(Rows from a figure dataset)
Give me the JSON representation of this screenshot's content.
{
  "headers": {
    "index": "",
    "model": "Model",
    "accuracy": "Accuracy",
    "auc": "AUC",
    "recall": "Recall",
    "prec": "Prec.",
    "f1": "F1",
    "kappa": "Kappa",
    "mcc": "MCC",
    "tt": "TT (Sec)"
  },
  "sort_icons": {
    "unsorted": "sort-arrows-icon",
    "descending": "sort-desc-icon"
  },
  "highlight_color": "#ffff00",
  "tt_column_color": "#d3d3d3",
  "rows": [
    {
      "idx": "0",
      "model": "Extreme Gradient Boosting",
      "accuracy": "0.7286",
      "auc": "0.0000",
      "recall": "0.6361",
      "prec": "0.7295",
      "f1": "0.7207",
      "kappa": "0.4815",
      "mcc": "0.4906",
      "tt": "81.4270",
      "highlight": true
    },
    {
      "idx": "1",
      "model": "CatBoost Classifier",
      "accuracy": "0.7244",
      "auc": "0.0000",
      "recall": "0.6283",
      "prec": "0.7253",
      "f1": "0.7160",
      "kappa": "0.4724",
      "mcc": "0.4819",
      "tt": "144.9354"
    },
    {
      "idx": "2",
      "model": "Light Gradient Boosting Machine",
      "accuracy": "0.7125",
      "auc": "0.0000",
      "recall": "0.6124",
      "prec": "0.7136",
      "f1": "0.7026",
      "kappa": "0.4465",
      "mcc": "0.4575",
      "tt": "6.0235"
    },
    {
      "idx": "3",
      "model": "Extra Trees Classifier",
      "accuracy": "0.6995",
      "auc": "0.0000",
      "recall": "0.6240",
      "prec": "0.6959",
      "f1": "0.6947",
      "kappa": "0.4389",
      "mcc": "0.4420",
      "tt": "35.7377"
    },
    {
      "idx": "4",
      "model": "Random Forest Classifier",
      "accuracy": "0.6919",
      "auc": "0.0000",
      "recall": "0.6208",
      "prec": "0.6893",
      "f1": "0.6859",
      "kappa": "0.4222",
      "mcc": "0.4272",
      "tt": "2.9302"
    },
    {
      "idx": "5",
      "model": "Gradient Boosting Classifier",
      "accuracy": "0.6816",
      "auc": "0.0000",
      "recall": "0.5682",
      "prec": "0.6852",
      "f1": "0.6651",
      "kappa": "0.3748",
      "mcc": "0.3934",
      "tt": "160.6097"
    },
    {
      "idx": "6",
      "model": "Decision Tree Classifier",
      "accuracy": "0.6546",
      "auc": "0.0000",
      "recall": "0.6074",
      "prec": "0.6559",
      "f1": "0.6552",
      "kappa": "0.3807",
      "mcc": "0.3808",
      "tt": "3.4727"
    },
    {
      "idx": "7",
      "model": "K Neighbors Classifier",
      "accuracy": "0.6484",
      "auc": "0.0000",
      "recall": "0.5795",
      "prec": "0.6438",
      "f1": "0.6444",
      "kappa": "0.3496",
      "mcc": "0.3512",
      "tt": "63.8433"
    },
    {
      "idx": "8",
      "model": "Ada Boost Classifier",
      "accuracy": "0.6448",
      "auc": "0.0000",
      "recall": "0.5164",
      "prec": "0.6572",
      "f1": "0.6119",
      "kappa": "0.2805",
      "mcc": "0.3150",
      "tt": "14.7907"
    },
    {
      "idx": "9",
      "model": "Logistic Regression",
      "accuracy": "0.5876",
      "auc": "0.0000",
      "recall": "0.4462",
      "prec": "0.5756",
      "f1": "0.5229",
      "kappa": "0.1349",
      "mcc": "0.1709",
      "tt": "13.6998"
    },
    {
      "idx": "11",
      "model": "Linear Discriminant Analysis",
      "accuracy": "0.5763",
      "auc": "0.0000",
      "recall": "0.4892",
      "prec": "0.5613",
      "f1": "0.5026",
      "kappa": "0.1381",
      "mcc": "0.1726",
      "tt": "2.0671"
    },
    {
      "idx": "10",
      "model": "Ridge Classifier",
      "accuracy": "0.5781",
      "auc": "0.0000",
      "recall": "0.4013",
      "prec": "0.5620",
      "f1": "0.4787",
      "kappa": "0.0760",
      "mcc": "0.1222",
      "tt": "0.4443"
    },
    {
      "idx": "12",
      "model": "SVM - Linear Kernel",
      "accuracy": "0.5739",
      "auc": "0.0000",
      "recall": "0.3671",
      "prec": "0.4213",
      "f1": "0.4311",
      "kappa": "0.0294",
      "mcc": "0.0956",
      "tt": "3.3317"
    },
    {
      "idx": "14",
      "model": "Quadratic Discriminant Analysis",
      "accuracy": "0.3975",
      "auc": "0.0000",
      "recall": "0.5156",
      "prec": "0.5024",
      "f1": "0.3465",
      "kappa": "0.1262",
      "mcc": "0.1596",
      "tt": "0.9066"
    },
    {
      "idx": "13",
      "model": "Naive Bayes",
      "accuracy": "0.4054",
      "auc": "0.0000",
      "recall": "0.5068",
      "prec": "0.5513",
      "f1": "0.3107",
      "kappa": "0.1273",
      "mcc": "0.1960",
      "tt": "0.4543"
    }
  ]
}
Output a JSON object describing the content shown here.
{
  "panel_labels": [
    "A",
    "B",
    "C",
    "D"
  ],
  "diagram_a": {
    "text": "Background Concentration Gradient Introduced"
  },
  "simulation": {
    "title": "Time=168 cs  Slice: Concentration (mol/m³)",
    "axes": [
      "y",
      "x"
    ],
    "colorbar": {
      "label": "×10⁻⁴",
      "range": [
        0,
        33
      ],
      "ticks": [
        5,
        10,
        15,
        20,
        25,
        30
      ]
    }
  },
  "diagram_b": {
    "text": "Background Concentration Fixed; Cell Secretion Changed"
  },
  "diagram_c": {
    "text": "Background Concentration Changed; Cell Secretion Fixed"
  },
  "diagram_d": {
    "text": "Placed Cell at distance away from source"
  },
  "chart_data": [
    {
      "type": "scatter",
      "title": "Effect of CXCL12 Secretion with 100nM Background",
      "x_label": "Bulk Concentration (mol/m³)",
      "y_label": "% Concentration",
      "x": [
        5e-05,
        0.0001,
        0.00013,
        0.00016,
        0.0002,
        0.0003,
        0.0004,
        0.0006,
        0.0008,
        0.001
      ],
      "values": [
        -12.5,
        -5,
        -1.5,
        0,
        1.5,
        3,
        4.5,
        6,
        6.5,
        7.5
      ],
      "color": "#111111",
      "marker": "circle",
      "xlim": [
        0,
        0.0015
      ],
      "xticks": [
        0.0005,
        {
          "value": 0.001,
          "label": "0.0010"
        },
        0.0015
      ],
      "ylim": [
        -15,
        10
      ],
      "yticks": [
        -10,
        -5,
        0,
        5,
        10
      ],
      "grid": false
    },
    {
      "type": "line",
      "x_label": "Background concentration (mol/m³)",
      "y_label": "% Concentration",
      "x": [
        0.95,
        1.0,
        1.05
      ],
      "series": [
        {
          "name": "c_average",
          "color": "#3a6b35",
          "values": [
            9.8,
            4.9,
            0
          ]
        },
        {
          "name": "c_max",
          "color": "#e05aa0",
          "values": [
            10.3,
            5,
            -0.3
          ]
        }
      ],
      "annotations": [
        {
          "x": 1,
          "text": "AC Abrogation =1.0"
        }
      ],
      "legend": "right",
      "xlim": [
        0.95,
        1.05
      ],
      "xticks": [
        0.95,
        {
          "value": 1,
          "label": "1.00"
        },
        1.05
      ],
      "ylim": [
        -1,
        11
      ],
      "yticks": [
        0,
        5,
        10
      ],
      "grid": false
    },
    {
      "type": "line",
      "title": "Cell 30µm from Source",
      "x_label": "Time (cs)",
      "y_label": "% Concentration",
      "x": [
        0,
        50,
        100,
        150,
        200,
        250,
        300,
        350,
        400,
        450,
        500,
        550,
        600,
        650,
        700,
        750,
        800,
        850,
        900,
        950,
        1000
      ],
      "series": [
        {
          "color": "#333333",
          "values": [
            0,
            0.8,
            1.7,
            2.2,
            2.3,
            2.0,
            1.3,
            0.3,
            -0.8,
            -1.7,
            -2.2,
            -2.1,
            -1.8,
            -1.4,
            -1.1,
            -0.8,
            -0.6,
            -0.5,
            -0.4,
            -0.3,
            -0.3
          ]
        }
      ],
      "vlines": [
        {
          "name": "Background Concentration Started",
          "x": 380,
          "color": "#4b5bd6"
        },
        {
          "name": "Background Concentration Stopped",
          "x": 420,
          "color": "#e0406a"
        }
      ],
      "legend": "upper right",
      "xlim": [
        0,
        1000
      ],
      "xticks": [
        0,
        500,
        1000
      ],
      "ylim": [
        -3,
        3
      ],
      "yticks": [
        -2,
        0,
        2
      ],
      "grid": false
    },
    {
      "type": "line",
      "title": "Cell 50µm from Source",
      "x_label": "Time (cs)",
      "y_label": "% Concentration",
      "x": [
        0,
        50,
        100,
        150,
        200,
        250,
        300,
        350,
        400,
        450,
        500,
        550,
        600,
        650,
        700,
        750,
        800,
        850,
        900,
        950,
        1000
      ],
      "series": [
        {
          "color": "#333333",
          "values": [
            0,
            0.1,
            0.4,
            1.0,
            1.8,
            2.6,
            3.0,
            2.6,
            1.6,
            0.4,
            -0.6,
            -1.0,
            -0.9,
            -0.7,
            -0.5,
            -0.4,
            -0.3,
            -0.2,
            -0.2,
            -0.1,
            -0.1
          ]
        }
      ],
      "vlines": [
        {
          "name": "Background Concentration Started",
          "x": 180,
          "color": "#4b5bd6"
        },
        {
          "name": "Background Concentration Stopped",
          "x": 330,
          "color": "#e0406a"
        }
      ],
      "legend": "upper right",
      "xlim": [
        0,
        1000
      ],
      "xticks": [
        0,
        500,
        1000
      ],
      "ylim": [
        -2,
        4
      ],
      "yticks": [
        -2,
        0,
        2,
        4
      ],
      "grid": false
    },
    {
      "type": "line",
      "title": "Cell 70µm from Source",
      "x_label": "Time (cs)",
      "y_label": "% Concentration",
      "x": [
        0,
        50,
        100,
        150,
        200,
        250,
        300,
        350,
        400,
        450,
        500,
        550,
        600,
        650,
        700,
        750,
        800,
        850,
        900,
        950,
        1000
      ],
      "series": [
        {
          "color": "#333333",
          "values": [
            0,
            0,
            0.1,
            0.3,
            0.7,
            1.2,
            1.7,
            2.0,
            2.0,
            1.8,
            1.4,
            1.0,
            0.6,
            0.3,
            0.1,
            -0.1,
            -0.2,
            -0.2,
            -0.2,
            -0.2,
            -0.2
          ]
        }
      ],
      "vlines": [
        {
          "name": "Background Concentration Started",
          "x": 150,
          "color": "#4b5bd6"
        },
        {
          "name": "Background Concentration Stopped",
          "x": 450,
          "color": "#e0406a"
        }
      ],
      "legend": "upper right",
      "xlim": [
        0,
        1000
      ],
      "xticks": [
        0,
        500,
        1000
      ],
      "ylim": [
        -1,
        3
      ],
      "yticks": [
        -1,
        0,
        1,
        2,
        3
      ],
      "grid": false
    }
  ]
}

• _Exercise details_:
Going over the lines above, work out how many include "Analysis", then give only that number.

• _Final result_:
2